**SHORT EXERCISE**
Can the data below be echoed back word for word?

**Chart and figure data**
/---
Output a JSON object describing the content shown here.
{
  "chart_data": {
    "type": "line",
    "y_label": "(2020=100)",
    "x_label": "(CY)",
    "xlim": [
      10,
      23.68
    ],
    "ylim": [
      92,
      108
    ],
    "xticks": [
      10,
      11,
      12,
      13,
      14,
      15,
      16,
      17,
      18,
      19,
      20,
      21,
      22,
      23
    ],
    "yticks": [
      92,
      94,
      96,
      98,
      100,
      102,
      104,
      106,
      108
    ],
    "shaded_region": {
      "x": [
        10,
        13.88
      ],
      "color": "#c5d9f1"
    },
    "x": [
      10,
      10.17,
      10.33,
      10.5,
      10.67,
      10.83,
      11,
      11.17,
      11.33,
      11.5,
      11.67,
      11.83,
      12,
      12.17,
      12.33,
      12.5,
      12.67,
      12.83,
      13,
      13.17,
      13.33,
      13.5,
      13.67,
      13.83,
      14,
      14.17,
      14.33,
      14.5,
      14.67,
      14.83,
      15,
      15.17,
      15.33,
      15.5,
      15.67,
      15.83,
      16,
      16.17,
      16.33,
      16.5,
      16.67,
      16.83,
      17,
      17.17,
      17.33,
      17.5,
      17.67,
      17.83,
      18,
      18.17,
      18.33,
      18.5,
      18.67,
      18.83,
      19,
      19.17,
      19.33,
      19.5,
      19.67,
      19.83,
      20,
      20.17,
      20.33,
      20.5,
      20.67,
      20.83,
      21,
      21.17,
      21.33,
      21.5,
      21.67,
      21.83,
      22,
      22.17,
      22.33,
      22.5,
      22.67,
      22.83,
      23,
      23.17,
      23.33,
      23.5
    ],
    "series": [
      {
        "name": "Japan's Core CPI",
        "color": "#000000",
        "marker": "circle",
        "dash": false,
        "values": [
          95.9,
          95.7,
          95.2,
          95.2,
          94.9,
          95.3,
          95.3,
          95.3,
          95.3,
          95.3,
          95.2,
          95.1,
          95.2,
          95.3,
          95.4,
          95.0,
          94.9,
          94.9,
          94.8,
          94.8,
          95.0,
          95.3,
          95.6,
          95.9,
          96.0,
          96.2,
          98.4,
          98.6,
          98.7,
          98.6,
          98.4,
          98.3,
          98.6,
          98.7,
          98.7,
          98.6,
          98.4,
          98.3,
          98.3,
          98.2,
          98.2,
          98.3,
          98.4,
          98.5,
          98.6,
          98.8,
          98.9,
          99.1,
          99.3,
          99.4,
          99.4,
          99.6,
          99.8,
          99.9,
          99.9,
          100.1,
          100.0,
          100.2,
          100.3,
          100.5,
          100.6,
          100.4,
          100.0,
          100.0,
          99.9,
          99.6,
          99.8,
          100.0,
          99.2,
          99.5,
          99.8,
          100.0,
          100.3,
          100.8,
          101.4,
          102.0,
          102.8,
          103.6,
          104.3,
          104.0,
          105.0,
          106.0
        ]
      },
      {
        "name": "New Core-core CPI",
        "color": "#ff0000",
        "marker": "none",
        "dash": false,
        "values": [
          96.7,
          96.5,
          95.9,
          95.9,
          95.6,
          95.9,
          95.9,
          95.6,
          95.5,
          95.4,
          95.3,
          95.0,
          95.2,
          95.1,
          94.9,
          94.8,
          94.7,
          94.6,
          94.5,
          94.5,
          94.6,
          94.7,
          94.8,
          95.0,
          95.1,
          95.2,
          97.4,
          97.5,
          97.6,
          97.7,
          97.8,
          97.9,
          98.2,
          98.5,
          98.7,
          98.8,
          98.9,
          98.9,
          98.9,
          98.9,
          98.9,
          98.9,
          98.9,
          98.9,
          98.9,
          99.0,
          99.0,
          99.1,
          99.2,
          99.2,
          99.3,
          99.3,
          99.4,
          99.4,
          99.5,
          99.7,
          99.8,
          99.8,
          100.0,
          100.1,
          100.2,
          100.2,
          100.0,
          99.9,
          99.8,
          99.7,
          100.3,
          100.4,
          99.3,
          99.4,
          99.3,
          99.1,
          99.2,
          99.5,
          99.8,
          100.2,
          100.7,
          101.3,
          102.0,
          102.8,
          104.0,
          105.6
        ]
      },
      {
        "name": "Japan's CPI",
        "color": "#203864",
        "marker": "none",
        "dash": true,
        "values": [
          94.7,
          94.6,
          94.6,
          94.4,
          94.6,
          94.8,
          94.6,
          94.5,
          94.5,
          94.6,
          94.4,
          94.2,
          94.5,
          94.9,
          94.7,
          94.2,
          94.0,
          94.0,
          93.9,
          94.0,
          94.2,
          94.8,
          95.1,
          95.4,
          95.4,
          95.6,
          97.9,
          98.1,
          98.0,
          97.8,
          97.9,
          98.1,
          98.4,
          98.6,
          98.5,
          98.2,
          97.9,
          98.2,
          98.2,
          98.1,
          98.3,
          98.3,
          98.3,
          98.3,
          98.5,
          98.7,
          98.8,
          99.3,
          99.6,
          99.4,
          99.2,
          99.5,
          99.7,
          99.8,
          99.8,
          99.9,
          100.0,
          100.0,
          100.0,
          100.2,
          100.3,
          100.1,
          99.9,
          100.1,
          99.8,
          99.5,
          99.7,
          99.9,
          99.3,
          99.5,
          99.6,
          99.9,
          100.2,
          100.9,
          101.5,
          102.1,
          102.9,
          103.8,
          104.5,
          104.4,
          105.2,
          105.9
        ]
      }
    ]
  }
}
\---
**RESULT OF THE EXERCISE**
Output a JSON object describing the content shown here.
{
  "chart_data": {
    "type": "line",
    "y_label": "(2020=100)",
    "x_label": "(CY)",
    "xlim": [
      10,
      23.68
    ],
    "ylim": [
      92,
      108
    ],
    "xticks": [
      10,
      11,
      12,
      13,
      14,
      15,
      16,
      17,
      18,
      19,
      20,
      21,
      22,
      23
    ],
    "yticks": [
      92,
      94,
      96,
      98,
      100,
      102,
      104,
      106,
      108
    ],
    "shaded_region": {
      "x": [
        10,
        13.88
      ],
      "color": "#c5d9f1"
    },
    "x": [
      10,
      10.17,
      10.33,
      10.5,
      10.67,
      10.83,
      11,
      11.17,
      11.33,
      11.5,
      11.67,
      11.83,
      12,
      12.17,
      12.33,
      12.5,
      12.67,
      12.83,
      13,
      13.17,
      13.33,
      13.5,
      13.67,
      13.83,
      14,
      14.17,
      14.33,
      14.5,
      14.67,
      14.83,
      15,
      15.17,
      15.33,
      15.5,
      15.67,
      15.83,
      16,
      16.17,
      16.33,
      16.5,
      16.67,
      16.83,
      17,
      17.17,
      17.33,
      17.5,
      17.67,
      17.83,
      18,
      18.17,
      18.33,
      18.5,
      18.67,
      18.83,
      19,
      19.17,
      19.33,
      19.5,
      19.67,
      19.83,
      20,
      20.17,
      20.33,
      20.5,
      20.67,
      20.83,
      21,
      21.17,
      21.33,
      21.5,
      21.67,
      21.83,
      22,
      22.17,
      22.33,
      22.5,
      22.67,
      22.83,
      23,
      23.17,
      23.33,
      23.5
    ],
    "series": [
      {
        "name": "Japan's Core CPI",
        "color": "#000000",
        "marker": "circle",
        "dash": false,
        "values": [
          95.9,
          95.7,
          95.2,
          95.2,
          94.9,
          95.3,
          95.3,
          95.3,
          95.3,
          95.3,
          95.2,
          95.1,
          95.2,
          95.3,
          95.4,
          95.0,
          94.9,
          94.9,
          94.8,
          94.8,
          95.0,
          95.3,
          95.6,
          95.9,
          96.0,
          96.2,
          98.4,
          98.6,
          98.7,
          98.6,
          98.4,
          98.3,
          98.6,
          98.7,
          98.7,
          98.6,
          98.4,
          98.3,
          98.3,
          98.2,
          98.2,
          98.3,
          98.4,
          98.5,
          98.6,
          98.8,
          98.9,
          99.1,
          99.3,
          99.4,
          99.4,
          99.6,
          99.8,
          99.9,
          99.9,
          100.1,
          100.0,
          100.2,
          100.3,
          100.5,
          100.6,
          100.4,
          100.0,
          100.0,
          99.9,
          99.6,
          99.8,
          100.0,
          99.2,
          99.5,
          99.8,
          100.0,
          100.3,
          100.8,
          101.4,
          102.0,
          102.8,
          103.6,
          104.3,
          104.0,
          105.0,
          106.0
        ]
      },
      {
        "name": "New Core-core CPI",
        "color": "#ff0000",
        "marker": "none",
        "dash": false,
        "values": [
          96.7,
          96.5,
          95.9,
          95.9,
          95.6,
          95.9,
          95.9,
          95.6,
          95.5,
          95.4,
          95.3,
          95.0,
          95.2,
          95.1,
          94.9,
          94.8,
          94.7,
          94.6,
          94.5,
          94.5,
          94.6,
          94.7,
          94.8,
          95.0,
          95.1,
          95.2,
          97.4,
          97.5,
          97.6,
          97.7,
          97.8,
          97.9,
          98.2,
          98.5,
          98.7,
          98.8,
          98.9,
          98.9,
          98.9,
          98.9,
          98.9,
          98.9,
          98.9,
          98.9,
          98.9,
          99.0,
          99.0,
          99.1,
          99.2,
          99.2,
          99.3,
          99.3,
          99.4,
          99.4,
          99.5,
          99.7,
          99.8,
          99.8,
          100.0,
          100.1,
          100.2,
          100.2,
          100.0,
          99.9,
          99.8,
          99.7,
          100.3,
          100.4,
          99.3,
          99.4,
          99.3,
          99.1,
          99.2,
          99.5,
          99.8,
          100.2,
          100.7,
          101.3,
          102.0,
          102.8,
          104.0,
          105.6
        ]
      },
      {
        "name": "Japan's CPI",
        "color": "#203864",
        "marker": "none",
        "dash": true,
        "values": [
          94.7,
          94.6,
          94.6,
          94.4,
          94.6,
          94.8,
          94.6,
          94.5,
          94.5,
          94.6,
          94.4,
          94.2,
          94.5,
          94.9,
          94.7,
          94.2,
          94.0,
          94.0,
          93.9,
          94.0,
          94.2,
          94.8,
          95.1,
          95.4,
          95.4,
          95.6,
          97.9,
          98.1,
          98.0,
          97.8,
          97.9,
          98.1,
          98.4,
          98.6,
          98.5,
          98.2,
          97.9,
          98.2,
          98.2,
          98.1,
          98.3,
          98.3,
          98.3,
          98.3,
          98.5,
          98.7,
          98.8,
          99.3,
          99.6,
          99.4,
          99.2,
          99.5,
          99.7,
          99.8,
          99.8,
          99.9,
          100.0,
          100.0,
          100.0,
          100.2,
          100.3,
          100.1,
          99.9,
          100.1,
          99.8,
          99.5,
          99.7,
          99.9,
          99.3,
          99.5,
          99.6,
          99.9,
          100.2,
          100.9,
          101.5,
          102.1,
          102.9,
          103.8,
          104.5,
          104.4,
          105.2,
          105.9
        ]
      }
    ]
  }
}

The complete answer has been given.